(Stated exercise):
Images are excluded; otherwise, output every record exactly.
* Start Record excerpts *
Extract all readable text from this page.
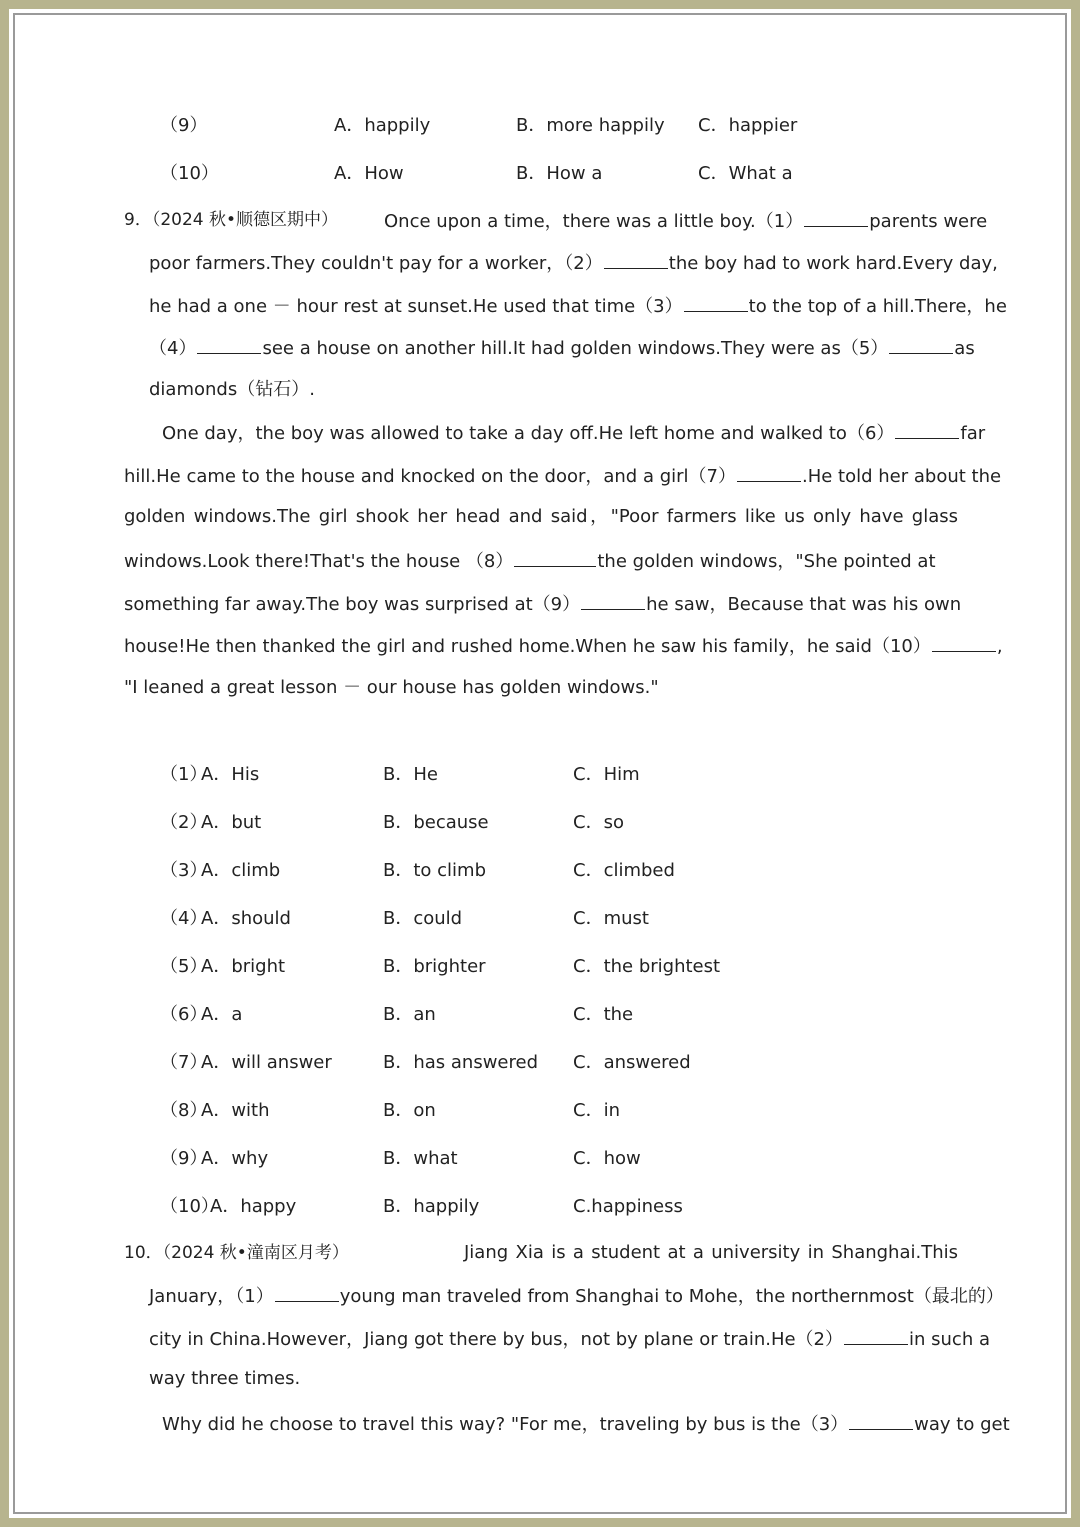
（9）	A．happily	B．more happily C．happier
（10）	A．How	B．How a	C．What a
9．（2024 秋•顺德区期中）	Once upon a time，there was a little boy.（1）	parents were
poor farmers.They couldn't pay for a worker，（2）	the boy had to work hard.Every day,
he had a one － hour rest at sunset.He used that time（3）	to the top of a hill.There，he
（4）	see a house on another hill.It had golden windows.They were as（5）	as
diamonds（钻石）.
One day，the boy was allowed to take a day off.He left home and walked to（6）	far
hill.He came to the house and knocked on the door，and a girl（7）	.He told her about the
golden windows.The girl shook her head and said，"Poor farmers like us only have glass
windows.Look there!That's the house （8）	the golden windows，"She pointed at
something far away.The boy was surprised at（9）	he saw，Because that was his own
house!He then thanked the girl and rushed home.When he saw his family，he said（10）	,
"I leaned a great lesson － our house has golden windows."
（1）
A．His	B．He	C．Him
（2）
A．but	B．because	C．so
（3）
A．climb	B．to climb	C．climbed
（4）
A．should	B．could	C．must
（5）
A．bright	B．brighter	C．the brightest
（6）
A．a	B．an	C．the
（7）
A．will answer	B．has answered C．answered
（8）
A．with	B．on	C．in
（9）
A．why	B．what	C．how
（10）
A．happy	B．happily	C.happiness
10．（2024 秋•潼南区月考）	Jiang Xia is a student at a university in Shanghai.This
January，（1）	young man traveled from Shanghai to Mohe，the northernmost（最北的）
city in China.However，Jiang got there by bus，not by plane or train.He（2）	in such a
way three times.
Why did he choose to travel this way? "For me，traveling by bus is the（3）	way to get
* End Record excerpts *
(Finished task):
Extract all readable text from this page.
（9）	A．happily	B．more happily C．happier
（10）	A．How	B．How a	C．What a
9．（2024 秋•顺德区期中）	Once upon a time，there was a little boy.（1）	parents were
poor farmers.They couldn't pay for a worker，（2）	the boy had to work hard.Every day,
he had a one － hour rest at sunset.He used that time（3）	to the top of a hill.There，he
（4）	see a house on another hill.It had golden windows.They were as（5）	as
diamonds（钻石）.
One day，the boy was allowed to take a day off.He left home and walked to（6）	far
hill.He came to the house and knocked on the door，and a girl（7）	.He told her about the
golden windows.The girl shook her head and said，"Poor farmers like us only have glass
windows.Look there!That's the house （8）	the golden windows，"She pointed at
something far away.The boy was surprised at（9）	he saw，Because that was his own
house!He then thanked the girl and rushed home.When he saw his family，he said（10）	,
"I leaned a great lesson － our house has golden windows."
（1）
A．His	B．He	C．Him
（2）
A．but	B．because	C．so
（3）
A．climb	B．to climb	C．climbed
（4）
A．should	B．could	C．must
（5）
A．bright	B．brighter	C．the brightest
（6）
A．a	B．an	C．the
（7）
A．will answer	B．has answered C．answered
（8）
A．with	B．on	C．in
（9）
A．why	B．what	C．how
（10）
A．happy	B．happily	C.happiness
10．（2024 秋•潼南区月考）	Jiang Xia is a student at a university in Shanghai.This
January，（1）	young man traveled from Shanghai to Mohe，the northernmost（最北的）
city in China.However，Jiang got there by bus，not by plane or train.He（2）	in such a
way three times.
Why did he choose to travel this way? "For me，traveling by bus is the（3）	way to get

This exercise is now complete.